====== Data for processing

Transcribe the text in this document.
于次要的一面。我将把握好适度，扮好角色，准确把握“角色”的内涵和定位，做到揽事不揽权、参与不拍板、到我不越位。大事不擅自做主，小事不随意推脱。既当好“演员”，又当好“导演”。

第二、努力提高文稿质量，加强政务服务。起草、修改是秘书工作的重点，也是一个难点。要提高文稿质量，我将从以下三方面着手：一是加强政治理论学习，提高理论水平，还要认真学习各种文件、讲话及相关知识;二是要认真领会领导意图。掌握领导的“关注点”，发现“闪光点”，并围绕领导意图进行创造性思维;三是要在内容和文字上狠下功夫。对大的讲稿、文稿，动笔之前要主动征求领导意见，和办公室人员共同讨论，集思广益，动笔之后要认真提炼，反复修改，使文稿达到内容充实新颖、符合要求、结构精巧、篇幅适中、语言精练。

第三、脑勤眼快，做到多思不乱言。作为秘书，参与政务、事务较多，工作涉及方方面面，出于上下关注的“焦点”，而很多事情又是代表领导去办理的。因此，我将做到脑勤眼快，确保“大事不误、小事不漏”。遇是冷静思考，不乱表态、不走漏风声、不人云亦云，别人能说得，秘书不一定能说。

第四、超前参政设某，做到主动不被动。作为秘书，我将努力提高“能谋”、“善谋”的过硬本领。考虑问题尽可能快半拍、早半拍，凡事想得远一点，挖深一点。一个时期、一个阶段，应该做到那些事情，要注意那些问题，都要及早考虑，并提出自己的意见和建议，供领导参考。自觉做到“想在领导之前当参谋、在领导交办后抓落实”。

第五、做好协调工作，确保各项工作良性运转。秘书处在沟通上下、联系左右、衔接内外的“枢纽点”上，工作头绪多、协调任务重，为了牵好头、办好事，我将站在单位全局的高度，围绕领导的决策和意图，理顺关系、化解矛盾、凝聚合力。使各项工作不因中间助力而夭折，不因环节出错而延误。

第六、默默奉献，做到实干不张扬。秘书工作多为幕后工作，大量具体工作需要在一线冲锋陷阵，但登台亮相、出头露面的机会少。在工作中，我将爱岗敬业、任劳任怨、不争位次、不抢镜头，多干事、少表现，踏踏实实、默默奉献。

============

Copy each line of the data above without altering a single character.

Transcribe the text in this document.
于次要的一面。我将把握好适度，扮好角色，准确把握“角色”的内涵和定位，做到揽事不揽权、参与不拍板、到我不越位。大事不擅自做主，小事不随意推脱。既当好“演员”，又当好“导演”。

第二、努力提高文稿质量，加强政务服务。起草、修改是秘书工作的重点，也是一个难点。要提高文稿质量，我将从以下三方面着手：一是加强政治理论学习，提高理论水平，还要认真学习各种文件、讲话及相关知识;二是要认真领会领导意图。掌握领导的“关注点”，发现“闪光点”，并围绕领导意图进行创造性思维;三是要在内容和文字上狠下功夫。对大的讲稿、文稿，动笔之前要主动征求领导意见，和办公室人员共同讨论，集思广益，动笔之后要认真提炼，反复修改，使文稿达到内容充实新颖、符合要求、结构精巧、篇幅适中、语言精练。

第三、脑勤眼快，做到多思不乱言。作为秘书，参与政务、事务较多，工作涉及方方面面，出于上下关注的“焦点”，而很多事情又是代表领导去办理的。因此，我将做到脑勤眼快，确保“大事不误、小事不漏”。遇是冷静思考，不乱表态、不走漏风声、不人云亦云，别人能说得，秘书不一定能说。

第四、超前参政设某，做到主动不被动。作为秘书，我将努力提高“能谋”、“善谋”的过硬本领。考虑问题尽可能快半拍、早半拍，凡事想得远一点，挖深一点。一个时期、一个阶段，应该做到那些事情，要注意那些问题，都要及早考虑，并提出自己的意见和建议，供领导参考。自觉做到“想在领导之前当参谋、在领导交办后抓落实”。

第五、做好协调工作，确保各项工作良性运转。秘书处在沟通上下、联系左右、衔接内外的“枢纽点”上，工作头绪多、协调任务重，为了牵好头、办好事，我将站在单位全局的高度，围绕领导的决策和意图，理顺关系、化解矛盾、凝聚合力。使各项工作不因中间助力而夭折，不因环节出错而延误。

第六、默默奉献，做到实干不张扬。秘书工作多为幕后工作，大量具体工作需要在一线冲锋陷阵，但登台亮相、出头露面的机会少。在工作中，我将爱岗敬业、任劳任怨、不争位次、不抢镜头，多干事、少表现，踏踏实实、默默奉献。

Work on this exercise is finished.